### Work to be completed
Report back each line of the records that contains the string "有利于科学民主决策".
* BEGIN *
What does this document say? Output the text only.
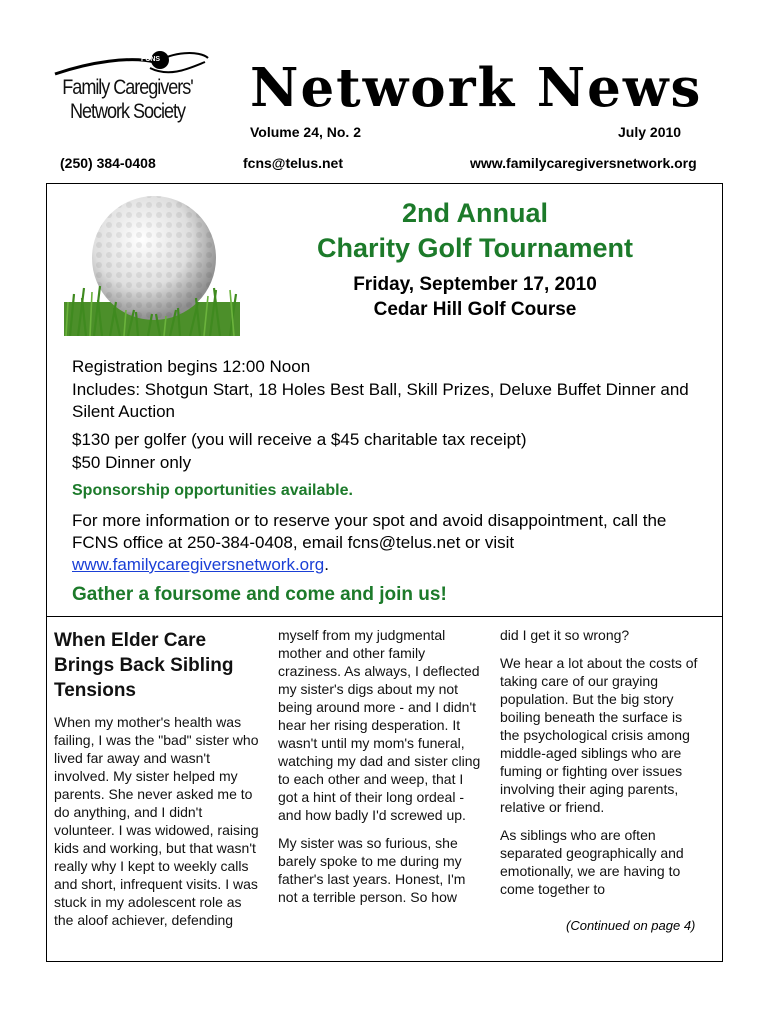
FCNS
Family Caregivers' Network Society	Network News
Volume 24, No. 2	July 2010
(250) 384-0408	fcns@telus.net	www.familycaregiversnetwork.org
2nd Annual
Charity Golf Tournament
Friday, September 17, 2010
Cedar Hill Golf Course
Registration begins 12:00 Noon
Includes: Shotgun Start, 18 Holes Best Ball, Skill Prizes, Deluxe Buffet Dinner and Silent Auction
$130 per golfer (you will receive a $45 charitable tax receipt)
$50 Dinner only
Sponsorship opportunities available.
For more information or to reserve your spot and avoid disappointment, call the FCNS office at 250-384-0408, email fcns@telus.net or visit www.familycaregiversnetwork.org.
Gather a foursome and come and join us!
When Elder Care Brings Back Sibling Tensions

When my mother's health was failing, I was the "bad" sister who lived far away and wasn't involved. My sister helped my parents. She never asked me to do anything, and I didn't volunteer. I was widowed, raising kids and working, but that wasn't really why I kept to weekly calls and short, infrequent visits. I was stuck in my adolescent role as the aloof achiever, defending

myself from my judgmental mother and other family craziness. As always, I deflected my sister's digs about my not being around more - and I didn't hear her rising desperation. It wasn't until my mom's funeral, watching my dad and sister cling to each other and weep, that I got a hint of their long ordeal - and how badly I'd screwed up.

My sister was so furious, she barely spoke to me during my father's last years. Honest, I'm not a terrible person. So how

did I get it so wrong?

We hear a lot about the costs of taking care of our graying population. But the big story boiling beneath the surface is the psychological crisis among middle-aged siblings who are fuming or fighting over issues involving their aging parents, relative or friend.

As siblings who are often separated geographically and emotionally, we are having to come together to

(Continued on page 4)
* END *
* BEGIN *
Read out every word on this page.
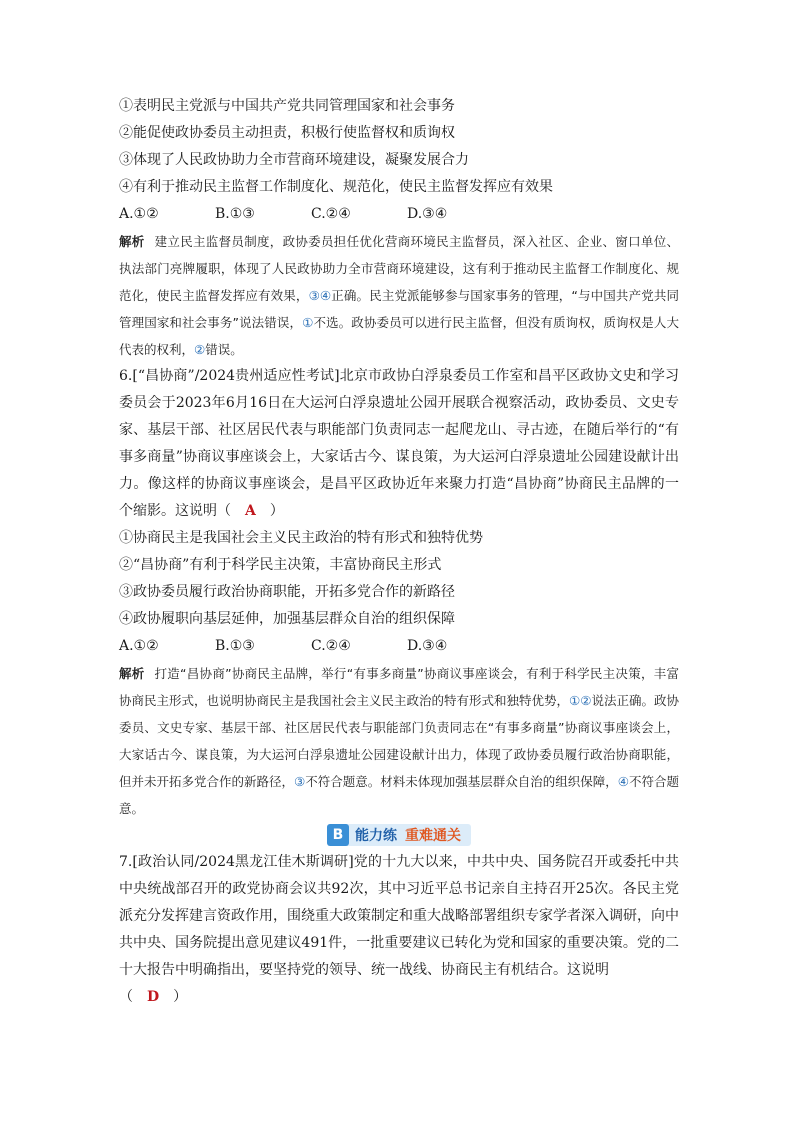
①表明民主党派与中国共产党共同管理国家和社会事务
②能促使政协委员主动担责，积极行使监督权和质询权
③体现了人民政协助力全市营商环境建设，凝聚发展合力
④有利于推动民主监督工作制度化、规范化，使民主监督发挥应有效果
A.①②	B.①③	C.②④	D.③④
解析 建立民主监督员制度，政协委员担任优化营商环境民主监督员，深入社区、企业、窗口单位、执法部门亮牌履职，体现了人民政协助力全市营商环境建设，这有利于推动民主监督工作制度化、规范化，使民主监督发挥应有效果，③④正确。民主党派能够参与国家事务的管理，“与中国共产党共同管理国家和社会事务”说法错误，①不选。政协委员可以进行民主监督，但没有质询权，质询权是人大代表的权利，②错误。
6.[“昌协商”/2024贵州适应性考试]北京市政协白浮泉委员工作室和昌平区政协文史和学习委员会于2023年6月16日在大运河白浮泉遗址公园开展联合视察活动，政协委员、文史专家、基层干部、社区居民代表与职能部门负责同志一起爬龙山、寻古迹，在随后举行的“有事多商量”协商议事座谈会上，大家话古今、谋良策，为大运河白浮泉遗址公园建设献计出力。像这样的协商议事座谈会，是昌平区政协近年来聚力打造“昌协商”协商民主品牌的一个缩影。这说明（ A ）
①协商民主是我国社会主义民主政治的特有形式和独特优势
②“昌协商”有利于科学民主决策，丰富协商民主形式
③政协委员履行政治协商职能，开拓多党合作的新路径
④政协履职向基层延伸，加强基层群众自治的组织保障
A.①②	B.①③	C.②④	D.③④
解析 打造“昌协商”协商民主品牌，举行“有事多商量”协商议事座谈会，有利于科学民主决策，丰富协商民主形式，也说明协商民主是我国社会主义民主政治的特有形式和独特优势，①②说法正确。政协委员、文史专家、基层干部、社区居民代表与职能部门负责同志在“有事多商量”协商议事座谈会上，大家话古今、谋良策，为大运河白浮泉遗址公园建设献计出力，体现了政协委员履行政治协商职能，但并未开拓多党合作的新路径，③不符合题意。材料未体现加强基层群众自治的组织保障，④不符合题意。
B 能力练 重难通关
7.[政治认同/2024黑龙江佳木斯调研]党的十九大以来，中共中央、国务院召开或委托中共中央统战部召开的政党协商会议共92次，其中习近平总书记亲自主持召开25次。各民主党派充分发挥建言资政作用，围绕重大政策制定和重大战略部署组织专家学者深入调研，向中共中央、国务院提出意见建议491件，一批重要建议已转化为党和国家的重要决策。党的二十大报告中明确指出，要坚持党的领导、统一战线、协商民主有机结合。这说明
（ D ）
* END *
### Answer below
②“昌协商”有利于科学民主决策，丰富协商民主形式
解析 打造“昌协商”协商民主品牌，举行“有事多商量”协商议事座谈会，有利于科学民主决策，丰富协商民主形式，也说明协商民主是我国社会主义民主政治的特有形式和独特优势，①②说法正确。政协委员、文史专家、基层干部、社区居民代表与职能部门负责同志在“有事多商量”协商议事座谈会上，大家话古今、谋良策，为大运河白浮泉遗址公园建设献计出力，体现了政协委员履行政治协商职能，但并未开拓多党合作的新路径，③不符合题意。材料未体现加强基层群众自治的组织保障，④不符合题意。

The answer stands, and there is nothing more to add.